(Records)
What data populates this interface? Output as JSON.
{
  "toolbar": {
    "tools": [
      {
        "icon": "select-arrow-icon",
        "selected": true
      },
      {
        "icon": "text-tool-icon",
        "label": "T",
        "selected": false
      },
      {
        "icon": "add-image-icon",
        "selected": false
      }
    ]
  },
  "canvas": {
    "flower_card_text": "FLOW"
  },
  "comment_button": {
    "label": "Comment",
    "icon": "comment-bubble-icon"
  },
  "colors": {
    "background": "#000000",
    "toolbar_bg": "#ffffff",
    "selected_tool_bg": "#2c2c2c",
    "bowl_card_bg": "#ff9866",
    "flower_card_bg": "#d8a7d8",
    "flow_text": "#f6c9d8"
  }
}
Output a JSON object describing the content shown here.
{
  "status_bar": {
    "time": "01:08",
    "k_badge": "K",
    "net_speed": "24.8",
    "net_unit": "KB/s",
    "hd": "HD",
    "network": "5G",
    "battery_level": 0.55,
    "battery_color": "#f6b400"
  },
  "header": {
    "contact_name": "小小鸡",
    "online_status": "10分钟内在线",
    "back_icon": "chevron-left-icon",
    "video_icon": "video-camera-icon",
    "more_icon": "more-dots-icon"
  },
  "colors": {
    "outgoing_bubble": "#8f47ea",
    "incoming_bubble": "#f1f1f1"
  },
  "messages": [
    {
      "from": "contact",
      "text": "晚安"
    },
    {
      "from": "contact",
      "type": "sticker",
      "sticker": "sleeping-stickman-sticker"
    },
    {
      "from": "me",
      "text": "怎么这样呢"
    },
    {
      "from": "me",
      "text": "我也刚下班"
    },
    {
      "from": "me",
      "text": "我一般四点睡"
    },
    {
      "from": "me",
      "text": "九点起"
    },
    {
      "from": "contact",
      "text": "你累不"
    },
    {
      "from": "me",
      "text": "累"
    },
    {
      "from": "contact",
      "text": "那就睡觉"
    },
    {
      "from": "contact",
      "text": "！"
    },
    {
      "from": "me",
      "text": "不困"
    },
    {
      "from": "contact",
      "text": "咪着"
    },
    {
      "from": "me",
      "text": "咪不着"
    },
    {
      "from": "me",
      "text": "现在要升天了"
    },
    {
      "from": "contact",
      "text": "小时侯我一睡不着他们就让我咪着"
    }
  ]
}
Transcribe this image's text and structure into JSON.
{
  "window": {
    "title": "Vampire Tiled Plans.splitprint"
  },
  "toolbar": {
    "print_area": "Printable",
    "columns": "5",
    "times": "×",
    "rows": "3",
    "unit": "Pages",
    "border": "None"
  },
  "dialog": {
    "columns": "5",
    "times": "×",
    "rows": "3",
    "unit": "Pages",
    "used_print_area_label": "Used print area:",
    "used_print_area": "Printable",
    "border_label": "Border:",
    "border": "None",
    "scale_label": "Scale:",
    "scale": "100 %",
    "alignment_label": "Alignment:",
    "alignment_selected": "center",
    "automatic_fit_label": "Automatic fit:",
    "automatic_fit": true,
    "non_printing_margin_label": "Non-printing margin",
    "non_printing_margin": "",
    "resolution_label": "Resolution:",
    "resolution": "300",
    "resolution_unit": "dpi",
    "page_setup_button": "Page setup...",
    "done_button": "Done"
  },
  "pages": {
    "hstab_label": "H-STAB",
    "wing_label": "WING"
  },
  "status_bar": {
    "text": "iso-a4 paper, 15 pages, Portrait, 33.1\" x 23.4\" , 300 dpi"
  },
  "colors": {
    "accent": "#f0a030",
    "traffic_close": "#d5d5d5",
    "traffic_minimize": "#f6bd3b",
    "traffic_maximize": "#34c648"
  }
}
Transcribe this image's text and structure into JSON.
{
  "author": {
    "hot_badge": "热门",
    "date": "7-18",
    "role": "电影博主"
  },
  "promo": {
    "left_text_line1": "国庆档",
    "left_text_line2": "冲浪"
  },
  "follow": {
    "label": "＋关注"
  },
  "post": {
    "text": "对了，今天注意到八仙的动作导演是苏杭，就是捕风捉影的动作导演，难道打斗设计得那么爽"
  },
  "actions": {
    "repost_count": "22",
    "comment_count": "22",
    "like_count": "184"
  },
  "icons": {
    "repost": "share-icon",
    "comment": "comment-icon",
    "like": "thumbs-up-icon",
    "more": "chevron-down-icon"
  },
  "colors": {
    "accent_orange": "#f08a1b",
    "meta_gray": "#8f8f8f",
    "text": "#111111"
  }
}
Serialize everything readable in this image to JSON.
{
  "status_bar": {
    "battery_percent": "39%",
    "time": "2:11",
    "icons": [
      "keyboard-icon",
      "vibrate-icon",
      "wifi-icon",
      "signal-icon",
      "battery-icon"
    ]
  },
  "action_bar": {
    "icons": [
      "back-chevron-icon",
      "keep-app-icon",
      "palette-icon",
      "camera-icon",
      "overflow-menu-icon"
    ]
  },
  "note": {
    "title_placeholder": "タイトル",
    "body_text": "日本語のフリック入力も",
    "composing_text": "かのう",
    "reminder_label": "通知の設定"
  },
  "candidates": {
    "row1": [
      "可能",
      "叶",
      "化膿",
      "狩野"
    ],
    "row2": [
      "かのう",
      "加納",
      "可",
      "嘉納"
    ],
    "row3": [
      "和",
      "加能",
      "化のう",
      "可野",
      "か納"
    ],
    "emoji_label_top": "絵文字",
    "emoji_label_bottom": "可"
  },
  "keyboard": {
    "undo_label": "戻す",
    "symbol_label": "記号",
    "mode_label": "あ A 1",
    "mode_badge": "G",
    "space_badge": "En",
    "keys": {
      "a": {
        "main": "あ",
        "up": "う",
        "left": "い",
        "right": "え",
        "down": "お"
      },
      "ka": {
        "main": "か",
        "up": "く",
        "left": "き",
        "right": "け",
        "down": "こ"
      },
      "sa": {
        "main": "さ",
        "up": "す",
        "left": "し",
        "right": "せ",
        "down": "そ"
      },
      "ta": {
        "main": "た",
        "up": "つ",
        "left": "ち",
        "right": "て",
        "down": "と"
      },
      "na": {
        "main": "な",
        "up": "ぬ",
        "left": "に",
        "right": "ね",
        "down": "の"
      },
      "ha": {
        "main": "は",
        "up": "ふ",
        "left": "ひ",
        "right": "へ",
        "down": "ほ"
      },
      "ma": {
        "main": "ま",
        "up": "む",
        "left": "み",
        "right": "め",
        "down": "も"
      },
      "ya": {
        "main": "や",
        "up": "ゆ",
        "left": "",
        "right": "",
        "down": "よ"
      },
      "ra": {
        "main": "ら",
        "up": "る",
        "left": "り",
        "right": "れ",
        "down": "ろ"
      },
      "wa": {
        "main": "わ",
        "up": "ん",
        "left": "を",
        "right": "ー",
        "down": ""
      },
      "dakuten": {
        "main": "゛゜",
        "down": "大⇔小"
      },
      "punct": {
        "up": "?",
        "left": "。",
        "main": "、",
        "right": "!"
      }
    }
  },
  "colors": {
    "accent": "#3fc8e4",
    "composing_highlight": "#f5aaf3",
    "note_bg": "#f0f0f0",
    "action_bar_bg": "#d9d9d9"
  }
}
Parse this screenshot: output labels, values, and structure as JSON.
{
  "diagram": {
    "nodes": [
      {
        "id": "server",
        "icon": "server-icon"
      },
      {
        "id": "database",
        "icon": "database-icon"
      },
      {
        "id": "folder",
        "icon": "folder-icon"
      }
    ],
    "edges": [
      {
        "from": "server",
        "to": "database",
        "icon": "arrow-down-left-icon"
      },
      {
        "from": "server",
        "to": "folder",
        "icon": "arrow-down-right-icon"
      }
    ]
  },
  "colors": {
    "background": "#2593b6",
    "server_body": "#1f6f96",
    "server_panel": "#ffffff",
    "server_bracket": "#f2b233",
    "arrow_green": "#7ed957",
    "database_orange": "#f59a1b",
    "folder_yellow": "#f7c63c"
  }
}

> Stated problem
How many of the lines above hold "chevron"? Answer with only the number.

> Exercise output
3